Task brief ::
Give every entry again, word for word.

Supplied data ::

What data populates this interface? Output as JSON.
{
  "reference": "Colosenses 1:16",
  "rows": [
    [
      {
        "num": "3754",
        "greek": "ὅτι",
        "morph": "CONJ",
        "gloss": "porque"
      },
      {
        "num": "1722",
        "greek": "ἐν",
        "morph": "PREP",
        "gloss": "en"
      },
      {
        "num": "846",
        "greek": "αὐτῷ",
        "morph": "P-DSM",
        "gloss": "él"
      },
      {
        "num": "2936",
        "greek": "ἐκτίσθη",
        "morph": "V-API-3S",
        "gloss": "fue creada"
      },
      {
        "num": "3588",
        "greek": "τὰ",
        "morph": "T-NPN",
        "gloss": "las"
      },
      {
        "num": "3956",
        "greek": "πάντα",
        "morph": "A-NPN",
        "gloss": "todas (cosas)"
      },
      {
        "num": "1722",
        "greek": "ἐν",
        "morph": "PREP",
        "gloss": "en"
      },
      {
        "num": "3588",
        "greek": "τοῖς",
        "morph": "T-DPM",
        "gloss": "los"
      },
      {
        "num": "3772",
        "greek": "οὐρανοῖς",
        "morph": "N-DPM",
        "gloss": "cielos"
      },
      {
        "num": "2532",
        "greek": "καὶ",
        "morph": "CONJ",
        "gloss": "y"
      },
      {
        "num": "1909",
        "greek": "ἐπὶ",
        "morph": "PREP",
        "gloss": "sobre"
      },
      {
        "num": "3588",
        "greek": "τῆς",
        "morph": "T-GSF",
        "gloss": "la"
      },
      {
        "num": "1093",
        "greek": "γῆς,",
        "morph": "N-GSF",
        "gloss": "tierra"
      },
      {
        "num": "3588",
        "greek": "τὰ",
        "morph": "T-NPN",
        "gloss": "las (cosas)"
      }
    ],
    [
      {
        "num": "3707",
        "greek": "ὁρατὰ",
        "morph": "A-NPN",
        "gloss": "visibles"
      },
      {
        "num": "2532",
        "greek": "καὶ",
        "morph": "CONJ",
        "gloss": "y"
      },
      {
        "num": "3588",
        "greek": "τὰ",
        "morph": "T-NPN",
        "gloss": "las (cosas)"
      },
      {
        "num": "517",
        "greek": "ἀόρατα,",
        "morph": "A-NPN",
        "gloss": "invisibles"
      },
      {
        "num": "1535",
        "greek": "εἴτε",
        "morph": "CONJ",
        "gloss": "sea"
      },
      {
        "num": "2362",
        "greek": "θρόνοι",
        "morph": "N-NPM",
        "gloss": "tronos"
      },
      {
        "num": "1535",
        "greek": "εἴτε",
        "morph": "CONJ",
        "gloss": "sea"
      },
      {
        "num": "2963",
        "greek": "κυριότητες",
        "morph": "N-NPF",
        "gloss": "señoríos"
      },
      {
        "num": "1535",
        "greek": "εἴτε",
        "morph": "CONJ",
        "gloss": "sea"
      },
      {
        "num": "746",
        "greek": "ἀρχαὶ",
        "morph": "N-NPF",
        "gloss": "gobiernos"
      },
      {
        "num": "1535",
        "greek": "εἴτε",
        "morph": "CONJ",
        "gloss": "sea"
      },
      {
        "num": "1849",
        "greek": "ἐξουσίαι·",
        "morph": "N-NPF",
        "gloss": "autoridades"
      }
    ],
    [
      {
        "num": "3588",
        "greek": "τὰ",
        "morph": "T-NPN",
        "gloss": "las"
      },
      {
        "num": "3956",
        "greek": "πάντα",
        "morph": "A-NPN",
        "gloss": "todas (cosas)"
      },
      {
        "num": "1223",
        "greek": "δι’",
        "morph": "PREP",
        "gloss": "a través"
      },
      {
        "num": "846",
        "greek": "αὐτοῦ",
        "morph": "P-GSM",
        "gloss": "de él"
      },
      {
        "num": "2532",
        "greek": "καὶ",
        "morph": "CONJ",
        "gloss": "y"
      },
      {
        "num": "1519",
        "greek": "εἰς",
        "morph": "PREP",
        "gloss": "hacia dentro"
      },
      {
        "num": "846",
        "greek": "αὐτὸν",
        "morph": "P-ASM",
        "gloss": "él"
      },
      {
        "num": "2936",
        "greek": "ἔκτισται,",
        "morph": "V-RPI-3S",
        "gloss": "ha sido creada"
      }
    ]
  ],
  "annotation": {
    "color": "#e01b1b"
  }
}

Exercise output ::
What data populates this interface? Output as JSON.
{
  "reference": "Colosenses 1:16",
  "rows": [
    [
      {
        "num": "3754",
        "greek": "ὅτι",
        "morph": "CONJ",
        "gloss": "porque"
      },
      {
        "num": "1722",
        "greek": "ἐν",
        "morph": "PREP",
        "gloss": "en"
      },
      {
        "num": "846",
        "greek": "αὐτῷ",
        "morph": "P-DSM",
        "gloss": "él"
      },
      {
        "num": "2936",
        "greek": "ἐκτίσθη",
        "morph": "V-API-3S",
        "gloss": "fue creada"
      },
      {
        "num": "3588",
        "greek": "τὰ",
        "morph": "T-NPN",
        "gloss": "las"
      },
      {
        "num": "3956",
        "greek": "πάντα",
        "morph": "A-NPN",
        "gloss": "todas (cosas)"
      },
      {
        "num": "1722",
        "greek": "ἐν",
        "morph": "PREP",
        "gloss": "en"
      },
      {
        "num": "3588",
        "greek": "τοῖς",
        "morph": "T-DPM",
        "gloss": "los"
      },
      {
        "num": "3772",
        "greek": "οὐρανοῖς",
        "morph": "N-DPM",
        "gloss": "cielos"
      },
      {
        "num": "2532",
        "greek": "καὶ",
        "morph": "CONJ",
        "gloss": "y"
      },
      {
        "num": "1909",
        "greek": "ἐπὶ",
        "morph": "PREP",
        "gloss": "sobre"
      },
      {
        "num": "3588",
        "greek": "τῆς",
        "morph": "T-GSF",
        "gloss": "la"
      },
      {
        "num": "1093",
        "greek": "γῆς,",
        "morph": "N-GSF",
        "gloss": "tierra"
      },
      {
        "num": "3588",
        "greek": "τὰ",
        "morph": "T-NPN",
        "gloss": "las (cosas)"
      }
    ],
    [
      {
        "num": "3707",
        "greek": "ὁρατὰ",
        "morph": "A-NPN",
        "gloss": "visibles"
      },
      {
        "num": "2532",
        "greek": "καὶ",
        "morph": "CONJ",
        "gloss": "y"
      },
      {
        "num": "3588",
        "greek": "τὰ",
        "morph": "T-NPN",
        "gloss": "las (cosas)"
      },
      {
        "num": "517",
        "greek": "ἀόρατα,",
        "morph": "A-NPN",
        "gloss": "invisibles"
      },
      {
        "num": "1535",
        "greek": "εἴτε",
        "morph": "CONJ",
        "gloss": "sea"
      },
      {
        "num": "2362",
        "greek": "θρόνοι",
        "morph": "N-NPM",
        "gloss": "tronos"
      },
      {
        "num": "1535",
        "greek": "εἴτε",
        "morph": "CONJ",
        "gloss": "sea"
      },
      {
        "num": "2963",
        "greek": "κυριότητες",
        "morph": "N-NPF",
        "gloss": "señoríos"
      },
      {
        "num": "1535",
        "greek": "εἴτε",
        "morph": "CONJ",
        "gloss": "sea"
      },
      {
        "num": "746",
        "greek": "ἀρχαὶ",
        "morph": "N-NPF",
        "gloss": "gobiernos"
      },
      {
        "num": "1535",
        "greek": "εἴτε",
        "morph": "CONJ",
        "gloss": "sea"
      },
      {
        "num": "1849",
        "greek": "ἐξουσίαι·",
        "morph": "N-NPF",
        "gloss": "autoridades"
      }
    ],
    [
      {
        "num": "3588",
        "greek": "τὰ",
        "morph": "T-NPN",
        "gloss": "las"
      },
      {
        "num": "3956",
        "greek": "πάντα",
        "morph": "A-NPN",
        "gloss": "todas (cosas)"
      },
      {
        "num": "1223",
        "greek": "δι’",
        "morph": "PREP",
        "gloss": "a través"
      },
      {
        "num": "846",
        "greek": "αὐτοῦ",
        "morph": "P-GSM",
        "gloss": "de él"
      },
      {
        "num": "2532",
        "greek": "καὶ",
        "morph": "CONJ",
        "gloss": "y"
      },
      {
        "num": "1519",
        "greek": "εἰς",
        "morph": "PREP",
        "gloss": "hacia dentro"
      },
      {
        "num": "846",
        "greek": "αὐτὸν",
        "morph": "P-ASM",
        "gloss": "él"
      },
      {
        "num": "2936",
        "greek": "ἔκτισται,",
        "morph": "V-RPI-3S",
        "gloss": "ha sido creada"
      }
    ]
  ],
  "annotation": {
    "color": "#e01b1b"
  }
}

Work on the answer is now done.